=== What is expected ===
Say how many lines of the entries below include "Vitamin", giving nothing but that number.

=== Records ===
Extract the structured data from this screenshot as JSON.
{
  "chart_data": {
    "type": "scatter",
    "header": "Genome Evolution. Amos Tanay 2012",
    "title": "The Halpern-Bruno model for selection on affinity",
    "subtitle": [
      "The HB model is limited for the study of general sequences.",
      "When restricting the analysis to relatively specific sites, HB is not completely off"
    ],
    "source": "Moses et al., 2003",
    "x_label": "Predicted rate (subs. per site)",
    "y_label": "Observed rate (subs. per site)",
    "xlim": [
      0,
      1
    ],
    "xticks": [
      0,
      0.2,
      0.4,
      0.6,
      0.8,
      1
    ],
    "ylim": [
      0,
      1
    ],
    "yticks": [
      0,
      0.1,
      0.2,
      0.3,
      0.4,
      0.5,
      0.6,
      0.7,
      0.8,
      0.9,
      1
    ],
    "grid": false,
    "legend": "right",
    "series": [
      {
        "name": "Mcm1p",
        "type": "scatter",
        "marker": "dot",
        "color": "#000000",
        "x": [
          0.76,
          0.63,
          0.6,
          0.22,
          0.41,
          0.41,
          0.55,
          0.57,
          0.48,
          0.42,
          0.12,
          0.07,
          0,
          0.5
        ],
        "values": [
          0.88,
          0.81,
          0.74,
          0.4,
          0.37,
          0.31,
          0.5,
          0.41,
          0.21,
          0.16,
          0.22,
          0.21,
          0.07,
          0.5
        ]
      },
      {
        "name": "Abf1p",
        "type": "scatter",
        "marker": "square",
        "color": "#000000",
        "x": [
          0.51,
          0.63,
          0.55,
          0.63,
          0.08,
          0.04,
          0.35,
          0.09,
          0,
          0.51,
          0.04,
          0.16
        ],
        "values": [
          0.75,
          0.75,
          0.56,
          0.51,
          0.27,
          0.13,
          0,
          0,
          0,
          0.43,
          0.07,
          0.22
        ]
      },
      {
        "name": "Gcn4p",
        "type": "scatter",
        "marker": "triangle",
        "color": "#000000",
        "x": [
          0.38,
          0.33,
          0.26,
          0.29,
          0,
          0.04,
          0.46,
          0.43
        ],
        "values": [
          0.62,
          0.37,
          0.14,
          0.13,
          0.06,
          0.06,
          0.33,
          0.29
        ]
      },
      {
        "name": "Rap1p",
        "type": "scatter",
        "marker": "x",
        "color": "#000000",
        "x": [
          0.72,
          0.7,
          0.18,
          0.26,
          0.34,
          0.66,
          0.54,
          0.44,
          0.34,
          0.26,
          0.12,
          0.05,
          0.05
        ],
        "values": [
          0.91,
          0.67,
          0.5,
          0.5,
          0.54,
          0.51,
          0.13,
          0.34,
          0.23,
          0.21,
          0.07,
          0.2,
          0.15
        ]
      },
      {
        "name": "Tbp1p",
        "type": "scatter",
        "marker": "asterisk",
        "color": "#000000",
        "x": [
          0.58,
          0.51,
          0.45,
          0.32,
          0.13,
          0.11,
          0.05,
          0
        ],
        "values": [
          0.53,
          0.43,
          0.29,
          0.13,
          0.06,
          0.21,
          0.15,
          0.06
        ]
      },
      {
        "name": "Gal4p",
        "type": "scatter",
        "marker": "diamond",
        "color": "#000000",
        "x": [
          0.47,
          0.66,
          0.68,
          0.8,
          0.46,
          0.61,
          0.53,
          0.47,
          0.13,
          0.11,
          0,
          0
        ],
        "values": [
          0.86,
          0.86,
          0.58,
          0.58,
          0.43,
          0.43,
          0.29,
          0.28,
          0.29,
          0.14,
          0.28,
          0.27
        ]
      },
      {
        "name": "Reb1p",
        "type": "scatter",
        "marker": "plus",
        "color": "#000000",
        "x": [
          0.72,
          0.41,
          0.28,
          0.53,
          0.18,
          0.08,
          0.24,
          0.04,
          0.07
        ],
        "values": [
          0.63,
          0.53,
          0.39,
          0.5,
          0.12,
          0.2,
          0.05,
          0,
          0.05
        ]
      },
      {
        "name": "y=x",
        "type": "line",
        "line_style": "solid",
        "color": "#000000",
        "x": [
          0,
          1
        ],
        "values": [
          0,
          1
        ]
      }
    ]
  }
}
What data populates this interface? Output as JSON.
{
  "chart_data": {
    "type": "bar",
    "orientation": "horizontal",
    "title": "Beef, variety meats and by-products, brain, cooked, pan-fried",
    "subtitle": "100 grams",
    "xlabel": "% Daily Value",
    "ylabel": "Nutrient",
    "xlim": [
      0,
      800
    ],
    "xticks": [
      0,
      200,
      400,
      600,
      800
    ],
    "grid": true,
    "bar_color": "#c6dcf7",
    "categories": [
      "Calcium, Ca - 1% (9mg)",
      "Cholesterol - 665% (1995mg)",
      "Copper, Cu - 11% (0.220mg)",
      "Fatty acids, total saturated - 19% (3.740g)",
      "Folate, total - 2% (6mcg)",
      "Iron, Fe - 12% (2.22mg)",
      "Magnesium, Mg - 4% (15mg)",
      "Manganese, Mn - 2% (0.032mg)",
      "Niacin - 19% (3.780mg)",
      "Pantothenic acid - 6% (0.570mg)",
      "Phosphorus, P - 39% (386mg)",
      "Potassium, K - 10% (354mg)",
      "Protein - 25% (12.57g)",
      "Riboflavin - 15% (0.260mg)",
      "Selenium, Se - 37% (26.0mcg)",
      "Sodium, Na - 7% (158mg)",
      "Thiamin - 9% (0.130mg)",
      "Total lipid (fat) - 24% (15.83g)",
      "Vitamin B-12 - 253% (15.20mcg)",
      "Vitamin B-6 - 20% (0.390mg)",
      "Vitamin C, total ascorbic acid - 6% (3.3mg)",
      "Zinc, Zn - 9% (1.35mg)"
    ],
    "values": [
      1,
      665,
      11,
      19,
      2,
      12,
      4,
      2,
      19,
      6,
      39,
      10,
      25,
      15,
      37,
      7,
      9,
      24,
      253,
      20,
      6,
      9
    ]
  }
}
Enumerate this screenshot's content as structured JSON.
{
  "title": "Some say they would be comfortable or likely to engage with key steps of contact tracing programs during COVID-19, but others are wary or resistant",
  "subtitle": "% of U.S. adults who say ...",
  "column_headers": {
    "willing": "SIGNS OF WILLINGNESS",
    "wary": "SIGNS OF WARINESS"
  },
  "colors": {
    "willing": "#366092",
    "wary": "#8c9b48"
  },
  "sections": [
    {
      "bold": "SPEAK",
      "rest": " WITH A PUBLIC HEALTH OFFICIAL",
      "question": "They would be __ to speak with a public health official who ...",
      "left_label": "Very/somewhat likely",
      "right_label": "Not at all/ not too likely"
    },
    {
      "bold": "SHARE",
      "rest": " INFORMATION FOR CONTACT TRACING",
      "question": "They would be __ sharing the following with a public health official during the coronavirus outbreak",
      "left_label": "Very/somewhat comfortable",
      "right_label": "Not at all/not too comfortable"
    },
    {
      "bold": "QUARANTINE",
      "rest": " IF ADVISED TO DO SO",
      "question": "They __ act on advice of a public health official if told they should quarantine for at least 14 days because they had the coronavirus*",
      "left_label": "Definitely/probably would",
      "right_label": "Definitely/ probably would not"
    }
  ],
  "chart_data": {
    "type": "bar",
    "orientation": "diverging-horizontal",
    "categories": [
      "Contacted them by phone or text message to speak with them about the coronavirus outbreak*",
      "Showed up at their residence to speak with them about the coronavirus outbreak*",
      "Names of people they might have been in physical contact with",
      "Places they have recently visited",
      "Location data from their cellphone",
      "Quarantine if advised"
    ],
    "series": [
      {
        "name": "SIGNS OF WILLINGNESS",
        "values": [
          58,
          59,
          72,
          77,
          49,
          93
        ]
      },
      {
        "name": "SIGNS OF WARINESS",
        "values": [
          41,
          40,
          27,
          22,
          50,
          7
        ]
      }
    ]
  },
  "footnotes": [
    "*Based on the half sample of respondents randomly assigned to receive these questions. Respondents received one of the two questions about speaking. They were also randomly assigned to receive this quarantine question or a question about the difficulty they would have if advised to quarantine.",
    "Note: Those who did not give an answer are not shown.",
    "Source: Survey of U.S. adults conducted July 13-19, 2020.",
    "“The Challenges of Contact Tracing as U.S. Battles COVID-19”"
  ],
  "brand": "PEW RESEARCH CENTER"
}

=== Task response ===
3